Objective
Go through the listing below and gather every line with the word "symbol".

Stored entries:
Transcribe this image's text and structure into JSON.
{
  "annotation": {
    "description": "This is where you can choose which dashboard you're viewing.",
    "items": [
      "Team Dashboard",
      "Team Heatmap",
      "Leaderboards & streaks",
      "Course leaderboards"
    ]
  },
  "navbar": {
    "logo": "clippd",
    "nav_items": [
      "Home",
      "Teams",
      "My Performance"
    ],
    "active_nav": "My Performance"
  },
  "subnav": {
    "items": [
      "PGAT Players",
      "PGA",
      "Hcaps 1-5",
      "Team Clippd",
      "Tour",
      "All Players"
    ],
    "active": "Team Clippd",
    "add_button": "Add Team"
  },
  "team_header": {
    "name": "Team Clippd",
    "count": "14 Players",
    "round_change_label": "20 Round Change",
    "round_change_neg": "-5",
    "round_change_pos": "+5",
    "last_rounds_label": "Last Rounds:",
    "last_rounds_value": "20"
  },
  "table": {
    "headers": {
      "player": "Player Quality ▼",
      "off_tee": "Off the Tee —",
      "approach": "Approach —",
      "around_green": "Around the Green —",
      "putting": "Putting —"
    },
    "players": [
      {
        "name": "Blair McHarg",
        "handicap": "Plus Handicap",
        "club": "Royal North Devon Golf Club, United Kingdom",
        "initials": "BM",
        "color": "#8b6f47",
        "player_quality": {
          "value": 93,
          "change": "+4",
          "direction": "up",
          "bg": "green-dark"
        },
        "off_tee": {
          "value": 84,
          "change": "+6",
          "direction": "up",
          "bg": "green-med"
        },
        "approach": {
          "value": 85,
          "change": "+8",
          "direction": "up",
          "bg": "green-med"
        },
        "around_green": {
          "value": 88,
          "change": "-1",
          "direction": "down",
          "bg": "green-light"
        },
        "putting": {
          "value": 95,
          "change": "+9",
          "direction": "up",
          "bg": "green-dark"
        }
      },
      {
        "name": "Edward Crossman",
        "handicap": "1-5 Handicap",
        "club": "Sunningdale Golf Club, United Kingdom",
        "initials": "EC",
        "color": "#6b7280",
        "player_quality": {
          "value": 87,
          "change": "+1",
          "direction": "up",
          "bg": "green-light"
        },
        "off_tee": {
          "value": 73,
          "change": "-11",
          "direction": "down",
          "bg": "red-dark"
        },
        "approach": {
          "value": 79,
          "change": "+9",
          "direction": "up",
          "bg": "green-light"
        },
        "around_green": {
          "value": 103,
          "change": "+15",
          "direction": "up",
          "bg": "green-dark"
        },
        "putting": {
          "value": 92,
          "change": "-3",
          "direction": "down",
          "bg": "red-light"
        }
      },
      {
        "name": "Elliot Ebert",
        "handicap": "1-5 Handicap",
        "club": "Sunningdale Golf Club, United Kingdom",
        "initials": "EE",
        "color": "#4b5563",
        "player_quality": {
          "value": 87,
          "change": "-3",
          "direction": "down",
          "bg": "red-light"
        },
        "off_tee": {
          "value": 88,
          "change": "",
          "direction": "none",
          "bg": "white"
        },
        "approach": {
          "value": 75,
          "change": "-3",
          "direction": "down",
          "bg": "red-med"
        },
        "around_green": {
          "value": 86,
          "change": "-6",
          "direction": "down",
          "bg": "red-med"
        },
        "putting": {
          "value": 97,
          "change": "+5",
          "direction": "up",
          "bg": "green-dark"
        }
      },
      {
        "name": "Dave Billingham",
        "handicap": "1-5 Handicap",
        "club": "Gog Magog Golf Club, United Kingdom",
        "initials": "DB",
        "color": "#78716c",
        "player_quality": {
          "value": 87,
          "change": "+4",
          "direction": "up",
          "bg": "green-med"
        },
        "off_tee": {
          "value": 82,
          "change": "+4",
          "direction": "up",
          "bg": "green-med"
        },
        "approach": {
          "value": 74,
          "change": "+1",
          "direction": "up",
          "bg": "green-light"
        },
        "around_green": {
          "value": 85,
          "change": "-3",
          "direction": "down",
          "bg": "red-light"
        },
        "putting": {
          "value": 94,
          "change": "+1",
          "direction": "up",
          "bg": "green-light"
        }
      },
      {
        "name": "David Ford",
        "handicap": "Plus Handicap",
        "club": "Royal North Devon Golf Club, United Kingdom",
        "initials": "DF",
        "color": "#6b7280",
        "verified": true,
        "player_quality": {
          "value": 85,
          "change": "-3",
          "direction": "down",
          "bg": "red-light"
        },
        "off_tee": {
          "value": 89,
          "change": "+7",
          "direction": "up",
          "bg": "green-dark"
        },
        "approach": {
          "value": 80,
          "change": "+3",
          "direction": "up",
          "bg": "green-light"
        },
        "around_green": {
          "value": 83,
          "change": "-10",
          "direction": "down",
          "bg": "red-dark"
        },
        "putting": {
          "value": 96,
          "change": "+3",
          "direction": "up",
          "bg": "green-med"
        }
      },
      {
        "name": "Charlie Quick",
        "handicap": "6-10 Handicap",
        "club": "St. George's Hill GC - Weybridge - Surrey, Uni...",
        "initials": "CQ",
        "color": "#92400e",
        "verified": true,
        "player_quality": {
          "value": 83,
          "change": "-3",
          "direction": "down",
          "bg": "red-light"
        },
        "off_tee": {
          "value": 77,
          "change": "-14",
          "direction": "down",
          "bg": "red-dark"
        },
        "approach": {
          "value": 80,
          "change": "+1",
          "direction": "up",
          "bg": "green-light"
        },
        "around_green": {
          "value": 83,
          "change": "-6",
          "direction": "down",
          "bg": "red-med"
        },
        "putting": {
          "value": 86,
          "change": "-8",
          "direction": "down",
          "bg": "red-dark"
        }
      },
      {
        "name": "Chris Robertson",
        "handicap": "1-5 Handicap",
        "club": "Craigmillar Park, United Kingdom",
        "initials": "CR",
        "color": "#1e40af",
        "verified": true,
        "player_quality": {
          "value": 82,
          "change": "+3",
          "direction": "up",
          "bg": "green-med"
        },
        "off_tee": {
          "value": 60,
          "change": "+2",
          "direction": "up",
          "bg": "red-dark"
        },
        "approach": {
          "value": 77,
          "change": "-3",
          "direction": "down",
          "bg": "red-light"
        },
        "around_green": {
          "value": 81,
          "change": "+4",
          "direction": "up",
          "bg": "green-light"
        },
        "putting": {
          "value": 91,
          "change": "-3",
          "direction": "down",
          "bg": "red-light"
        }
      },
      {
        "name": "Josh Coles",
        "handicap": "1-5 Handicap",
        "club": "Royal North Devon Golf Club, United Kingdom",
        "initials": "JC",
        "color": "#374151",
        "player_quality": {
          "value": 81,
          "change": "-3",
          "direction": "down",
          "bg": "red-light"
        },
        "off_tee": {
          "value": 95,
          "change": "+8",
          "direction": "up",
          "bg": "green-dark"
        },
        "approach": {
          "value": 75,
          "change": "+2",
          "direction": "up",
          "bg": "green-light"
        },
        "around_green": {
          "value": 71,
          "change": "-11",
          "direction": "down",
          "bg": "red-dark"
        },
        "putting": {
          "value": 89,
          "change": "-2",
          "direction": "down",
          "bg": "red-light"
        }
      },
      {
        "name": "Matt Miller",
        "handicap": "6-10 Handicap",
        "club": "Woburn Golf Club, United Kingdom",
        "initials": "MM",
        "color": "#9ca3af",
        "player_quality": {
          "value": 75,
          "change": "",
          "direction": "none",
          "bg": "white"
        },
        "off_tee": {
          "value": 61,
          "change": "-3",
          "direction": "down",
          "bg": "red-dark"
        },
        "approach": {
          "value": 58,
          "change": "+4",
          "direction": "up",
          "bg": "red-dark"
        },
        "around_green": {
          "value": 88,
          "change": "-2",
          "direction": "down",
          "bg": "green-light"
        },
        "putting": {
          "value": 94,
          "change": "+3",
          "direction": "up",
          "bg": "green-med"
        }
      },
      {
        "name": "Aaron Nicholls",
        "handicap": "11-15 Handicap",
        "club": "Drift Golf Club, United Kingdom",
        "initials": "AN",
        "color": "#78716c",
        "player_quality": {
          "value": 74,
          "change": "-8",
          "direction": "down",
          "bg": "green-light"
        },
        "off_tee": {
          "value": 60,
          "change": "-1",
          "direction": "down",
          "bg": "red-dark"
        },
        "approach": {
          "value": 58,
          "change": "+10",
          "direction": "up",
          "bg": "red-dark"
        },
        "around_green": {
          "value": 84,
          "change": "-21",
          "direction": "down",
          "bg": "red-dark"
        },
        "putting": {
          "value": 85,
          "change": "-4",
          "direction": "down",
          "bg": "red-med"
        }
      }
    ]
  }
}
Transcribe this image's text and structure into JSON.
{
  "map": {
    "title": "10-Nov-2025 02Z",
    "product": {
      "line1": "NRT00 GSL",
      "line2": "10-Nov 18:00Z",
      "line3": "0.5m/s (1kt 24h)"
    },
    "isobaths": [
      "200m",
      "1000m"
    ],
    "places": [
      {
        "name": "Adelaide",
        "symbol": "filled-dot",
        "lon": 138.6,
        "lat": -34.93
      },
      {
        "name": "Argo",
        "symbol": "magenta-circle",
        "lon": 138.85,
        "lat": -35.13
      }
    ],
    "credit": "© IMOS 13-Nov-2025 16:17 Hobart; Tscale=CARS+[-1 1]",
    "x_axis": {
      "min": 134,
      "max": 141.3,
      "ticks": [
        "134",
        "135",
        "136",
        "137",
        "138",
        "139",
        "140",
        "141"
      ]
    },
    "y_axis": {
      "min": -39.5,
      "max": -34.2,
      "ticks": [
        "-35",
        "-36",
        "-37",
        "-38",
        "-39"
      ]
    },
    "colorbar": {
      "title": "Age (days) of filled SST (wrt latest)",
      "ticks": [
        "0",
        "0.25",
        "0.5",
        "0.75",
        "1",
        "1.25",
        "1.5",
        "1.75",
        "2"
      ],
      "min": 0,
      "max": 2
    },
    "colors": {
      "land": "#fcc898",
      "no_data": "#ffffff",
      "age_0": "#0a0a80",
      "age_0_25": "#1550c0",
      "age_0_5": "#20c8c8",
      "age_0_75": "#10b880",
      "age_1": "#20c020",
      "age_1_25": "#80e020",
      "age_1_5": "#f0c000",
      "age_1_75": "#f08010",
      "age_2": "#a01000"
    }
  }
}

Solution to the problem
        "symbol": "filled-dot",
        "symbol": "magenta-circle",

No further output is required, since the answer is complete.